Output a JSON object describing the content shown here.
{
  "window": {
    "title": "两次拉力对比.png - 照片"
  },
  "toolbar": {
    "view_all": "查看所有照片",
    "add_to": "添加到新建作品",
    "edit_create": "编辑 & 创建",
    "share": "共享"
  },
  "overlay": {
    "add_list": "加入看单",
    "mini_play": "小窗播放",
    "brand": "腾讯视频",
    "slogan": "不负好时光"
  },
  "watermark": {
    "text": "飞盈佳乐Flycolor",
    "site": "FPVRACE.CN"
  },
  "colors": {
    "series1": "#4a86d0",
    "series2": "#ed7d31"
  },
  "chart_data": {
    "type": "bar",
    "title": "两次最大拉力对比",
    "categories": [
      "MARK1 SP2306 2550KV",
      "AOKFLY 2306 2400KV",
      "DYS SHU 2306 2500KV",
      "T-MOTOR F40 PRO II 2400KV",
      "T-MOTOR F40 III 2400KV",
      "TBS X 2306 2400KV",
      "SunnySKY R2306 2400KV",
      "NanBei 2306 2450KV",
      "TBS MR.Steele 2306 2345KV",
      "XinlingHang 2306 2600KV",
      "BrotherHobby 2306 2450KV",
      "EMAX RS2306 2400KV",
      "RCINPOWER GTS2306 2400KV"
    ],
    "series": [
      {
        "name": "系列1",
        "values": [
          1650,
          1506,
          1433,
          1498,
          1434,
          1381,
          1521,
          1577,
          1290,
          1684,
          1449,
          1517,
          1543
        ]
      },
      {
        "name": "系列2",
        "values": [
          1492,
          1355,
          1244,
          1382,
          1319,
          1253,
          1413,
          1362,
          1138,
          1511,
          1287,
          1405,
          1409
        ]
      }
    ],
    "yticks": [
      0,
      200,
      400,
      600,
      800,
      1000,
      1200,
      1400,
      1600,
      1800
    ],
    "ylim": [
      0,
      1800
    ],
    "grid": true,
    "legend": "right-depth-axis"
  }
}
——————————
Collect the complete line wherever the string "MOTOR" appears in the records.

ANSWER FOR THIS EXERCISE:
      "T-MOTOR F40 PRO II 2400KV",
      "T-MOTOR F40 III 2400KV",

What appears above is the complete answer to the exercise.